*** INFORMATION PROVIDED ***

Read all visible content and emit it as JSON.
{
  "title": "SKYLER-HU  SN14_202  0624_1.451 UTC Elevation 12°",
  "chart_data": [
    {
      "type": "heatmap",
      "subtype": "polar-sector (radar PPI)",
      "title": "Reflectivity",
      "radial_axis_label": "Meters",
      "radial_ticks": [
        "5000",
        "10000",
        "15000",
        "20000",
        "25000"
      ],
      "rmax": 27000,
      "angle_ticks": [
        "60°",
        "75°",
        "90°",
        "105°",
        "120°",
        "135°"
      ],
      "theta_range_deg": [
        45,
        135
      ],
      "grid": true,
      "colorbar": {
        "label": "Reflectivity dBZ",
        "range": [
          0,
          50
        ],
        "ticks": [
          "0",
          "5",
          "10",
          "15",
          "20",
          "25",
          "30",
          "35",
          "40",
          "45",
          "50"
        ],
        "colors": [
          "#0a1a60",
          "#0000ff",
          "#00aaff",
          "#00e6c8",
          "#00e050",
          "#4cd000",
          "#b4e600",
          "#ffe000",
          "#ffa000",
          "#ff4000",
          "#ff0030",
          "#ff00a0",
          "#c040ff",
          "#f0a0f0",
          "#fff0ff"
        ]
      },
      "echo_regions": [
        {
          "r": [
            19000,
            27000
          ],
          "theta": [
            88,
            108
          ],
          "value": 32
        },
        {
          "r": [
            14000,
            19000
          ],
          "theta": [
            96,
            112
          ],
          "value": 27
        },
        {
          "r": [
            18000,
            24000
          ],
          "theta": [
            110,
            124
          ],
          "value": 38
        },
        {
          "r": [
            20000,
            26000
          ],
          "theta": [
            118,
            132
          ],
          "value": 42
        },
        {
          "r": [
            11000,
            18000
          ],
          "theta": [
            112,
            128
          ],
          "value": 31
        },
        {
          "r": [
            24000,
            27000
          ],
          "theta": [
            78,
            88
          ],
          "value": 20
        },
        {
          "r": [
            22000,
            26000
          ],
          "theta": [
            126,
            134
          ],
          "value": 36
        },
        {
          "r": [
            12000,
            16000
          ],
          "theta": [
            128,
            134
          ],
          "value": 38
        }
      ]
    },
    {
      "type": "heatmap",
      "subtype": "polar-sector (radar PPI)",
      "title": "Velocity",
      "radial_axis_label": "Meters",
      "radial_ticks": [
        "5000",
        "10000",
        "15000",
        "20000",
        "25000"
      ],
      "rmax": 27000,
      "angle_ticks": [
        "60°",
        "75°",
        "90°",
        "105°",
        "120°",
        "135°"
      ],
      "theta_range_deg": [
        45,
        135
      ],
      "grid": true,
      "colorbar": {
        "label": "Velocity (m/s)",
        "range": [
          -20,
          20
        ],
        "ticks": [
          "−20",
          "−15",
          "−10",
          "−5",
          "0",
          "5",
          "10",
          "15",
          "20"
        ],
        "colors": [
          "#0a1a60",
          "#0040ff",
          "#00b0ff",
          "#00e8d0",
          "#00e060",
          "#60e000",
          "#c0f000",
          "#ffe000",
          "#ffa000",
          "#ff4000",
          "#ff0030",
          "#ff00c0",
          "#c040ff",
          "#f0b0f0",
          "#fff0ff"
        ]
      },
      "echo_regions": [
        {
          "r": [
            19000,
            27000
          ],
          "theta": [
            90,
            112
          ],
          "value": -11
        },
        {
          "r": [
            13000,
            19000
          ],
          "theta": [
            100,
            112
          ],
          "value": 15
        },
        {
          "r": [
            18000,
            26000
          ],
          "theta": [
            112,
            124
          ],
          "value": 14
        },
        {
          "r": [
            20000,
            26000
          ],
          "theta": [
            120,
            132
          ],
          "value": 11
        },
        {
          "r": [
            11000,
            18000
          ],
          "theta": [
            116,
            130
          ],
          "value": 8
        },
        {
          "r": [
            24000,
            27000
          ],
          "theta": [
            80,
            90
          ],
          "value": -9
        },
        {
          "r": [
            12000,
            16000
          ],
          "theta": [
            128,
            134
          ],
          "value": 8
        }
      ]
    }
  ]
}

***

» **SHORT PROBLEM**:
Print the whole listing again, exactly.

» **OUTPUT OF THE EXERCISE**:
Read all visible content and emit it as JSON.
{
  "title": "SKYLER-HU  SN14_202  0624_1.451 UTC Elevation 12°",
  "chart_data": [
    {
      "type": "heatmap",
      "subtype": "polar-sector (radar PPI)",
      "title": "Reflectivity",
      "radial_axis_label": "Meters",
      "radial_ticks": [
        "5000",
        "10000",
        "15000",
        "20000",
        "25000"
      ],
      "rmax": 27000,
      "angle_ticks": [
        "60°",
        "75°",
        "90°",
        "105°",
        "120°",
        "135°"
      ],
      "theta_range_deg": [
        45,
        135
      ],
      "grid": true,
      "colorbar": {
        "label": "Reflectivity dBZ",
        "range": [
          0,
          50
        ],
        "ticks": [
          "0",
          "5",
          "10",
          "15",
          "20",
          "25",
          "30",
          "35",
          "40",
          "45",
          "50"
        ],
        "colors": [
          "#0a1a60",
          "#0000ff",
          "#00aaff",
          "#00e6c8",
          "#00e050",
          "#4cd000",
          "#b4e600",
          "#ffe000",
          "#ffa000",
          "#ff4000",
          "#ff0030",
          "#ff00a0",
          "#c040ff",
          "#f0a0f0",
          "#fff0ff"
        ]
      },
      "echo_regions": [
        {
          "r": [
            19000,
            27000
          ],
          "theta": [
            88,
            108
          ],
          "value": 32
        },
        {
          "r": [
            14000,
            19000
          ],
          "theta": [
            96,
            112
          ],
          "value": 27
        },
        {
          "r": [
            18000,
            24000
          ],
          "theta": [
            110,
            124
          ],
          "value": 38
        },
        {
          "r": [
            20000,
            26000
          ],
          "theta": [
            118,
            132
          ],
          "value": 42
        },
        {
          "r": [
            11000,
            18000
          ],
          "theta": [
            112,
            128
          ],
          "value": 31
        },
        {
          "r": [
            24000,
            27000
          ],
          "theta": [
            78,
            88
          ],
          "value": 20
        },
        {
          "r": [
            22000,
            26000
          ],
          "theta": [
            126,
            134
          ],
          "value": 36
        },
        {
          "r": [
            12000,
            16000
          ],
          "theta": [
            128,
            134
          ],
          "value": 38
        }
      ]
    },
    {
      "type": "heatmap",
      "subtype": "polar-sector (radar PPI)",
      "title": "Velocity",
      "radial_axis_label": "Meters",
      "radial_ticks": [
        "5000",
        "10000",
        "15000",
        "20000",
        "25000"
      ],
      "rmax": 27000,
      "angle_ticks": [
        "60°",
        "75°",
        "90°",
        "105°",
        "120°",
        "135°"
      ],
      "theta_range_deg": [
        45,
        135
      ],
      "grid": true,
      "colorbar": {
        "label": "Velocity (m/s)",
        "range": [
          -20,
          20
        ],
        "ticks": [
          "−20",
          "−15",
          "−10",
          "−5",
          "0",
          "5",
          "10",
          "15",
          "20"
        ],
        "colors": [
          "#0a1a60",
          "#0040ff",
          "#00b0ff",
          "#00e8d0",
          "#00e060",
          "#60e000",
          "#c0f000",
          "#ffe000",
          "#ffa000",
          "#ff4000",
          "#ff0030",
          "#ff00c0",
          "#c040ff",
          "#f0b0f0",
          "#fff0ff"
        ]
      },
      "echo_regions": [
        {
          "r": [
            19000,
            27000
          ],
          "theta": [
            90,
            112
          ],
          "value": -11
        },
        {
          "r": [
            13000,
            19000
          ],
          "theta": [
            100,
            112
          ],
          "value": 15
        },
        {
          "r": [
            18000,
            26000
          ],
          "theta": [
            112,
            124
          ],
          "value": 14
        },
        {
          "r": [
            20000,
            26000
          ],
          "theta": [
            120,
            132
          ],
          "value": 11
        },
        {
          "r": [
            11000,
            18000
          ],
          "theta": [
            116,
            130
          ],
          "value": 8
        },
        {
          "r": [
            24000,
            27000
          ],
          "theta": [
            80,
            90
          ],
          "value": -9
        },
        {
          "r": [
            12000,
            16000
          ],
          "theta": [
            128,
            134
          ],
          "value": 8
        }
      ]
    }
  ]
}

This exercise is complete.